## Exercise aim
What lines of the data hold the string "Loewe"? Pull each one out.

## Listing

>> Begin

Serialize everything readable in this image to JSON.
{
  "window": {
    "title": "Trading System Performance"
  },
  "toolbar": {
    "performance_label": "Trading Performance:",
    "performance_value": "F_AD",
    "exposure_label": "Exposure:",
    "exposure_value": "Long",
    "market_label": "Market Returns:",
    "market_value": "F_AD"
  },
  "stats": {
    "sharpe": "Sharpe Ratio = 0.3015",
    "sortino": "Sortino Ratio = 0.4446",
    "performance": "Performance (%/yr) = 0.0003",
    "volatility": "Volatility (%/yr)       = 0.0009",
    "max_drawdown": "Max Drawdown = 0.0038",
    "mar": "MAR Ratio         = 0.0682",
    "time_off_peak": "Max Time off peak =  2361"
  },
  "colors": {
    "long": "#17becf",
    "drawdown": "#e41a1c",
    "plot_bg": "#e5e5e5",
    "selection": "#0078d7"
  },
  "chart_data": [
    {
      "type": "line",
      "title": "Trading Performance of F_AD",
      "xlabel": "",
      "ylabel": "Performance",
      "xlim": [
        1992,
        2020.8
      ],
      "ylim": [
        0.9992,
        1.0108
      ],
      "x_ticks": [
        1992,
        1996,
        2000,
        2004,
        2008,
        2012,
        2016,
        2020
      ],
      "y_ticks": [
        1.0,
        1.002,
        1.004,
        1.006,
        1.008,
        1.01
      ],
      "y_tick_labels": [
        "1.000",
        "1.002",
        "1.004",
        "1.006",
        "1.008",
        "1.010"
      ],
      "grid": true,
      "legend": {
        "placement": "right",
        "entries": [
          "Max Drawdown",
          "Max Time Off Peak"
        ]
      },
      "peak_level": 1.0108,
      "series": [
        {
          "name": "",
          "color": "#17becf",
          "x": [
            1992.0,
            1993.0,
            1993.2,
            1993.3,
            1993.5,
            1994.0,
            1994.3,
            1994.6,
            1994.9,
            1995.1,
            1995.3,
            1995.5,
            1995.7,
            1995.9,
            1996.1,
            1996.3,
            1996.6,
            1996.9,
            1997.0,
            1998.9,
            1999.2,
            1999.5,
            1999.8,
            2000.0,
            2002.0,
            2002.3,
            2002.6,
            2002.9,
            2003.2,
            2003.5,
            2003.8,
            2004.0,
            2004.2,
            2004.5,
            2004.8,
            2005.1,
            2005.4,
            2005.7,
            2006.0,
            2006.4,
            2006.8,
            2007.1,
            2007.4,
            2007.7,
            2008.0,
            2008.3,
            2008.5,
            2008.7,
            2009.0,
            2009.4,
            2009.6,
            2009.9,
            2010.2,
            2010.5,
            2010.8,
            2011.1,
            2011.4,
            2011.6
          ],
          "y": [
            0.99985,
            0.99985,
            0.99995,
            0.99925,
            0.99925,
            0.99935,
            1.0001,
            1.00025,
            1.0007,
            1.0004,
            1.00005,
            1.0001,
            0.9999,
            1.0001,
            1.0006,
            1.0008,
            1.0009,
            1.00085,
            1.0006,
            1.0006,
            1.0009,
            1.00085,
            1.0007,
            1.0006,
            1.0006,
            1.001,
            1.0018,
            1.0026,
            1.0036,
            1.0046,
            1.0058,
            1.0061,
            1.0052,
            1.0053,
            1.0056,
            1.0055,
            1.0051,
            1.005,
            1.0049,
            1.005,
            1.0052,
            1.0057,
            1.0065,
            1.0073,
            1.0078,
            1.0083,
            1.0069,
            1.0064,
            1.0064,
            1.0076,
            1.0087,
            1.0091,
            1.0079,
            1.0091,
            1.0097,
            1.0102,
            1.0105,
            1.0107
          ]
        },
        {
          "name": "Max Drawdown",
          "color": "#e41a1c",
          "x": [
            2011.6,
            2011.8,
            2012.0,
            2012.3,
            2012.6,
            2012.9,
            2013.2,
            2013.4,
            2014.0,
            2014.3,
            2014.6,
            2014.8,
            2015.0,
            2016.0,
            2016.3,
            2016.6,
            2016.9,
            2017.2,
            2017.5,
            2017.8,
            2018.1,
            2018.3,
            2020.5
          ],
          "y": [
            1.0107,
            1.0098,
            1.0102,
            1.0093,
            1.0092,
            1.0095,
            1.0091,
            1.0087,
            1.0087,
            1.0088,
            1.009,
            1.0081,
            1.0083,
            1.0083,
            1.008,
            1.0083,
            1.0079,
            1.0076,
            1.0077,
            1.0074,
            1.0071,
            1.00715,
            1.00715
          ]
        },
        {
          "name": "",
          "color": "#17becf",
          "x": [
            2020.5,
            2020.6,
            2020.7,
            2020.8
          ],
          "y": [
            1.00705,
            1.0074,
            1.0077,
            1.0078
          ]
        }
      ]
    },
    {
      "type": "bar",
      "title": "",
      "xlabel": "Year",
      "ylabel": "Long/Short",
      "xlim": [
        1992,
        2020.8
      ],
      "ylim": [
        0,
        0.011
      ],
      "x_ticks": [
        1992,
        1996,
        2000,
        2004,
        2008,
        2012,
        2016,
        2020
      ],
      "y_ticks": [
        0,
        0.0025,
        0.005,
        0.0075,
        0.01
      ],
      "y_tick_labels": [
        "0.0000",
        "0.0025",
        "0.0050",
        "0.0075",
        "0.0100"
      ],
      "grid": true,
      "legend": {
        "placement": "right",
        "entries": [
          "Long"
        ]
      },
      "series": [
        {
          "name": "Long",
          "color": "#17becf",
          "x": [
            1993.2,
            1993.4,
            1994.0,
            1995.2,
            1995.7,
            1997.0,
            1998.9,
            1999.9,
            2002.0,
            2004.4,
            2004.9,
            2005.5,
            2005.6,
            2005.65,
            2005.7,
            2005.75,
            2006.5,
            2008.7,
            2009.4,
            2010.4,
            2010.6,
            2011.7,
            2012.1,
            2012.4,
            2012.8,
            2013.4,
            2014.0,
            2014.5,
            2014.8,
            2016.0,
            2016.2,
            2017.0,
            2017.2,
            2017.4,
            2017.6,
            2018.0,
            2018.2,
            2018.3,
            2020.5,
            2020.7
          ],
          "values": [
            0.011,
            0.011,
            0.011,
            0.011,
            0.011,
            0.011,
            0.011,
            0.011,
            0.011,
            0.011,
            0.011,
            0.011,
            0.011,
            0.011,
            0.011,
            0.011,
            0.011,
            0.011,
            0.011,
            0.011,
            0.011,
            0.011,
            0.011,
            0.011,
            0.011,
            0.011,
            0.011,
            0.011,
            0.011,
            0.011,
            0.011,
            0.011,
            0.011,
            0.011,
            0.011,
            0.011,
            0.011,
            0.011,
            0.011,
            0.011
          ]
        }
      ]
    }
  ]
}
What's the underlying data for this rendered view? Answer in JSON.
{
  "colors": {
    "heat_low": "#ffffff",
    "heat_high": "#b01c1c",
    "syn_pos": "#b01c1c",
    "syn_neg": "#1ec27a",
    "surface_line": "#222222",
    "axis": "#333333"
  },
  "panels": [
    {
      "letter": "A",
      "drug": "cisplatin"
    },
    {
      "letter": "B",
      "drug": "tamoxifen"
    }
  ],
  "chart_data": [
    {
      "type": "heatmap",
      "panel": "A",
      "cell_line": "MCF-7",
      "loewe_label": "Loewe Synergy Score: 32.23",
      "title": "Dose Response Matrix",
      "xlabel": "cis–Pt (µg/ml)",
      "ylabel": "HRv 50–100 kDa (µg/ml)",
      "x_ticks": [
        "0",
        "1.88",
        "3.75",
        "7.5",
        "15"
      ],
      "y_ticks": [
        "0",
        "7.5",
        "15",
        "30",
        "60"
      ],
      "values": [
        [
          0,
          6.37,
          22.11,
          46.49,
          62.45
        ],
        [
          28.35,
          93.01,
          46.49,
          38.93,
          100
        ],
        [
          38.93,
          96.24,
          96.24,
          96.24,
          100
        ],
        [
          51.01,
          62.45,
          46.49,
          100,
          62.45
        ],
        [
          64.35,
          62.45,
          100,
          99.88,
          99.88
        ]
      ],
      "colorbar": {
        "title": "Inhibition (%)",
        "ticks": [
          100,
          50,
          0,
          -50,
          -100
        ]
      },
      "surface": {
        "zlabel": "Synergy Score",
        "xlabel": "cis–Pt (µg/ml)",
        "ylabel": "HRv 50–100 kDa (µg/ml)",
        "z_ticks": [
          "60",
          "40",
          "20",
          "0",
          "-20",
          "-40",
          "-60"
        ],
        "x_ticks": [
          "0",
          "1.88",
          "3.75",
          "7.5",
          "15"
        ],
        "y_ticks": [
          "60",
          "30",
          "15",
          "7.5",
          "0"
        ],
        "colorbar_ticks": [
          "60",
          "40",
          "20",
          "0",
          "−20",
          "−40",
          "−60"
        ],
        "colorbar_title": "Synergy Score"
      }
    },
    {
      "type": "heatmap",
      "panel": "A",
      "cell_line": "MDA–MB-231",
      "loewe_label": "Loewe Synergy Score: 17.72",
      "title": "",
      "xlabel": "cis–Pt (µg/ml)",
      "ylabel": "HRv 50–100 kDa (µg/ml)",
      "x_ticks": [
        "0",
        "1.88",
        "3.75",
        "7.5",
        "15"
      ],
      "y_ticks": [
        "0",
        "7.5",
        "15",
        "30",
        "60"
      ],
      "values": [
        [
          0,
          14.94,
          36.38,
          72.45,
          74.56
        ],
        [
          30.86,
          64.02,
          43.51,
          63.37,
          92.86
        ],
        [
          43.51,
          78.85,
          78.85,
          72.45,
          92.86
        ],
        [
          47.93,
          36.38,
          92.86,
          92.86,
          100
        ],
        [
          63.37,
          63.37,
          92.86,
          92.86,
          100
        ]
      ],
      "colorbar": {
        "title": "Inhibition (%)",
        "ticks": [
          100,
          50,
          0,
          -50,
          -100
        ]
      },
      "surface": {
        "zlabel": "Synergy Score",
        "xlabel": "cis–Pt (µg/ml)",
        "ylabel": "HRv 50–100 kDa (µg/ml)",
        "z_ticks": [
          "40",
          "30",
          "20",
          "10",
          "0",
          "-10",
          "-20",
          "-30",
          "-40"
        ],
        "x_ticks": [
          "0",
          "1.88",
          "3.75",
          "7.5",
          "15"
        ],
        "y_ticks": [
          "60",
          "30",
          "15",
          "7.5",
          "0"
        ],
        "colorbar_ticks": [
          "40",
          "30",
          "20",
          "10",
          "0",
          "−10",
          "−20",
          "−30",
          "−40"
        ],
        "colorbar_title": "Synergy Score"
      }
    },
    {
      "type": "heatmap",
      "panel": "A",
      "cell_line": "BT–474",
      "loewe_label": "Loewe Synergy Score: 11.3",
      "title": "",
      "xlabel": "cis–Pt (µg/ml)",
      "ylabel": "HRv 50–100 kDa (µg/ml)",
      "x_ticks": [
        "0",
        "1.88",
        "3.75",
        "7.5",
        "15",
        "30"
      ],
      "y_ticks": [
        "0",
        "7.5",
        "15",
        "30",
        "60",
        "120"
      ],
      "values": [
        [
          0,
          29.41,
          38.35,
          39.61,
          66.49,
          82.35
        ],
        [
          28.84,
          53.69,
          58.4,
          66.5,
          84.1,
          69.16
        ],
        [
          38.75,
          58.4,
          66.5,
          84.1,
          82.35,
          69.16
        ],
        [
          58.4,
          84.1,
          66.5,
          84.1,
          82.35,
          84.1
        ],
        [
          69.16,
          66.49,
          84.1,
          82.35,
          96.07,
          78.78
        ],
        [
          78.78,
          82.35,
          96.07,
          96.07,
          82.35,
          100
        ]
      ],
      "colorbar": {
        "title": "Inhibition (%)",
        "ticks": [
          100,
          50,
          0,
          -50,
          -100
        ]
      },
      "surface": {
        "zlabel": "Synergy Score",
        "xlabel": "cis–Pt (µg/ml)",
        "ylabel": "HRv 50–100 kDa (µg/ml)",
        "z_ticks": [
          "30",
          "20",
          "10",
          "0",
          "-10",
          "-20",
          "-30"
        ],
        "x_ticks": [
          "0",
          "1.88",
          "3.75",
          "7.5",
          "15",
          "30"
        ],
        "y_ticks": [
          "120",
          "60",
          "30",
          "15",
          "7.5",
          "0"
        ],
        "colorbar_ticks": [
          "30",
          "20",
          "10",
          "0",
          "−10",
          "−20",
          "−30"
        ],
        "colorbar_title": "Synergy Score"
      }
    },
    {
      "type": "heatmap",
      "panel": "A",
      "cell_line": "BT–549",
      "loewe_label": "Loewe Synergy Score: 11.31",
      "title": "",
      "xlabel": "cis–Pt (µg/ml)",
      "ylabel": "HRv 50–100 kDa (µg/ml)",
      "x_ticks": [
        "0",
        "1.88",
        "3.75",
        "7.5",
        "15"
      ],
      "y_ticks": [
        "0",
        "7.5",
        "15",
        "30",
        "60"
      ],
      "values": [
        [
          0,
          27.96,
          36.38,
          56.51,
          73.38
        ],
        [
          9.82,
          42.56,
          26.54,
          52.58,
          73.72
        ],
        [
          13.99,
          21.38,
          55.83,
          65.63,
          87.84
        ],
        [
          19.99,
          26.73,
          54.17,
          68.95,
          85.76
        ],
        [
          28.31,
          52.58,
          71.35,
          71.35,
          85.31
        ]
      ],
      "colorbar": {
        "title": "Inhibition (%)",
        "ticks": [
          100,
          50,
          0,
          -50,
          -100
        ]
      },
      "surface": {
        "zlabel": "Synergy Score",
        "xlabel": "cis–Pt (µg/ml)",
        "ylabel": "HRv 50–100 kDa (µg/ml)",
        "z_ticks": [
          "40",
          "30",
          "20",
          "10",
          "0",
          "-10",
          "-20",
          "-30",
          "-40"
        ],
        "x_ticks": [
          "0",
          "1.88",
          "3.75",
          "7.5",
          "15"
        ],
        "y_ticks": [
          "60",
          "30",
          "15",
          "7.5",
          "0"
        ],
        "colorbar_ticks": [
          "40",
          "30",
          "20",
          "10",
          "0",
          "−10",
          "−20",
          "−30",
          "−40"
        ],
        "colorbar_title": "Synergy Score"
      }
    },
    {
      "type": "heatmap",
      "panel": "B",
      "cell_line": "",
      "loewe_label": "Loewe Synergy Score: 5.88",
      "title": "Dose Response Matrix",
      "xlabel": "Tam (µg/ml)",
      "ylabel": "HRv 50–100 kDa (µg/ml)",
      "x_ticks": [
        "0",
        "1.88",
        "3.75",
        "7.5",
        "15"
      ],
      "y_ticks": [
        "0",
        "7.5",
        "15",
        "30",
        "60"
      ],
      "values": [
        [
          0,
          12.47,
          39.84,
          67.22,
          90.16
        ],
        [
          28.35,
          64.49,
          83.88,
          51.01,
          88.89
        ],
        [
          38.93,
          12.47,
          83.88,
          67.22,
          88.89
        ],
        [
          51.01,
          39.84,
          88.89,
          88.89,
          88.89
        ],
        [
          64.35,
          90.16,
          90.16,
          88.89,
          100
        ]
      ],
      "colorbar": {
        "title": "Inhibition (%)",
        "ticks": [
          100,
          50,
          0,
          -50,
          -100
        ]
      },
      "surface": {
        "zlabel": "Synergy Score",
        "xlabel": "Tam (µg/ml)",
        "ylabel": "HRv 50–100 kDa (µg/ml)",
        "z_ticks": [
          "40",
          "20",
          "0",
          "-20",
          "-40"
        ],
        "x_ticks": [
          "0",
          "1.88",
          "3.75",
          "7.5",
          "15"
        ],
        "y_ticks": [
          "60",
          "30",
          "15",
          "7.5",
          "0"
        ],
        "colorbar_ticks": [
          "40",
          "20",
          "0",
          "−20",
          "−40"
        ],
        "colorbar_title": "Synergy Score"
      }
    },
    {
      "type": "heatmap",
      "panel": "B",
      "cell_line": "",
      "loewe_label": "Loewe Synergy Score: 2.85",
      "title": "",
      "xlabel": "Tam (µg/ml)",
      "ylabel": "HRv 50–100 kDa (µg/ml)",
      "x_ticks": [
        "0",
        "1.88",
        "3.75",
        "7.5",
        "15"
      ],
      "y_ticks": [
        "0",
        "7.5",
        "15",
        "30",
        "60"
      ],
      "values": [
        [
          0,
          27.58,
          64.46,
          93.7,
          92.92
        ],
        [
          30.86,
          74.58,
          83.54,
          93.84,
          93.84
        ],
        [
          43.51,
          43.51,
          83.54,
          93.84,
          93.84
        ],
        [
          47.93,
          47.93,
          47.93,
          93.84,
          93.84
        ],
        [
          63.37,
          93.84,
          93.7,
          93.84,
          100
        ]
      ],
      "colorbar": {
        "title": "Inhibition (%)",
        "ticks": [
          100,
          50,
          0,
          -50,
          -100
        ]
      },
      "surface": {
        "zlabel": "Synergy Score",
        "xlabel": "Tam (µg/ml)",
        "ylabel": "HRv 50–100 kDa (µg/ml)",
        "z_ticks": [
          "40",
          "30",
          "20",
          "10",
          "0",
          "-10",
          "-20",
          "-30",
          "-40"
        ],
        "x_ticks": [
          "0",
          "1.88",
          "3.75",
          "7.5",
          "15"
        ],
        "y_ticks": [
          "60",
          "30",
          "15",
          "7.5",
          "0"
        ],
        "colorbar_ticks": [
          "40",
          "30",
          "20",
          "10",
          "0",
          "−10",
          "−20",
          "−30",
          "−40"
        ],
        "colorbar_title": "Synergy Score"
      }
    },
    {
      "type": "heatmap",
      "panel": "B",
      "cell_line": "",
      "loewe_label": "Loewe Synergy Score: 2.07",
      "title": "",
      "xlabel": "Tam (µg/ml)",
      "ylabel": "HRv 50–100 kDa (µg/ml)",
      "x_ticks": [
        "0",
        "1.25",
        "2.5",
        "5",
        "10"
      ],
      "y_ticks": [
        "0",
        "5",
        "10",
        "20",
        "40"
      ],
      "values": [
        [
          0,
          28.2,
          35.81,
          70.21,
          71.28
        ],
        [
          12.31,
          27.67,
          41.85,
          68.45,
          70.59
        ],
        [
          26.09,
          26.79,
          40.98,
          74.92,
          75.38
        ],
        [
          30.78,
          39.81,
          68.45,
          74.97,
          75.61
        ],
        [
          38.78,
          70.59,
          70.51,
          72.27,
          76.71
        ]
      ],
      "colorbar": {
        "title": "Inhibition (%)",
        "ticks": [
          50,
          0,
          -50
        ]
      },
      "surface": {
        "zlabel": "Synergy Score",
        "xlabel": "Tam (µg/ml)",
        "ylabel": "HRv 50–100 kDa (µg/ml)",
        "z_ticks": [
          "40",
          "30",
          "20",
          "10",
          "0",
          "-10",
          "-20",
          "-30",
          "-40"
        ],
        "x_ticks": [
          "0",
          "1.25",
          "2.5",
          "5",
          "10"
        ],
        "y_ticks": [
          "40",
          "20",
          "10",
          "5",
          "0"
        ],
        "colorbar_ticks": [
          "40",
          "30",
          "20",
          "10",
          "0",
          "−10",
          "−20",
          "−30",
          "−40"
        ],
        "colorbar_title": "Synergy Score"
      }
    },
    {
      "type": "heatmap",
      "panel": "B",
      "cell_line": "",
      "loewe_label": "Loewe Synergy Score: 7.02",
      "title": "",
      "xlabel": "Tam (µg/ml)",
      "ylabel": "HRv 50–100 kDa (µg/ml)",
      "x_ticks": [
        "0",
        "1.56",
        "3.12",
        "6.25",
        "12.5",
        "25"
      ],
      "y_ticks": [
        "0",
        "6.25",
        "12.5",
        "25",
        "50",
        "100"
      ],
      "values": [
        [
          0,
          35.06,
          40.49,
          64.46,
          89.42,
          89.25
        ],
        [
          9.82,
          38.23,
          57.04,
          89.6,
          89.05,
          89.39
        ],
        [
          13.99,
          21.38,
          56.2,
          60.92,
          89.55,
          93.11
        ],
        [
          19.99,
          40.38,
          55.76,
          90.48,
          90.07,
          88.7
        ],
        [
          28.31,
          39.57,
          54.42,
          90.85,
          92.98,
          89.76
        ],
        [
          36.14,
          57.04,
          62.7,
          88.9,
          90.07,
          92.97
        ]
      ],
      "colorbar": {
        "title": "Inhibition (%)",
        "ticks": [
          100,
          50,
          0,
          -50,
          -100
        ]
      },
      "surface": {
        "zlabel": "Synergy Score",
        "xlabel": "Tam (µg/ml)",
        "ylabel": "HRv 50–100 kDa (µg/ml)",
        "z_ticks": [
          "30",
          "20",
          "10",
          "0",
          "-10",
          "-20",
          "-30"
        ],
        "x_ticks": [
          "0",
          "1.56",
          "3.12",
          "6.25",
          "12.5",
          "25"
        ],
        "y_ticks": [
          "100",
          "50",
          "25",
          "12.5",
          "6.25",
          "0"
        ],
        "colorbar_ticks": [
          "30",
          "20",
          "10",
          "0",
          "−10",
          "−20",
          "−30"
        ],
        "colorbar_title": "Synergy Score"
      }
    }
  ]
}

>> End

## Solution
      "loewe_label": "Loewe Synergy Score: 32.23",
      "loewe_label": "Loewe Synergy Score: 17.72",
      "loewe_label": "Loewe Synergy Score: 11.3",
      "loewe_label": "Loewe Synergy Score: 11.31",
      "loewe_label": "Loewe Synergy Score: 5.88",
      "loewe_label": "Loewe Synergy Score: 2.85",
      "loewe_label": "Loewe Synergy Score: 2.07",
      "loewe_label": "Loewe Synergy Score: 7.02",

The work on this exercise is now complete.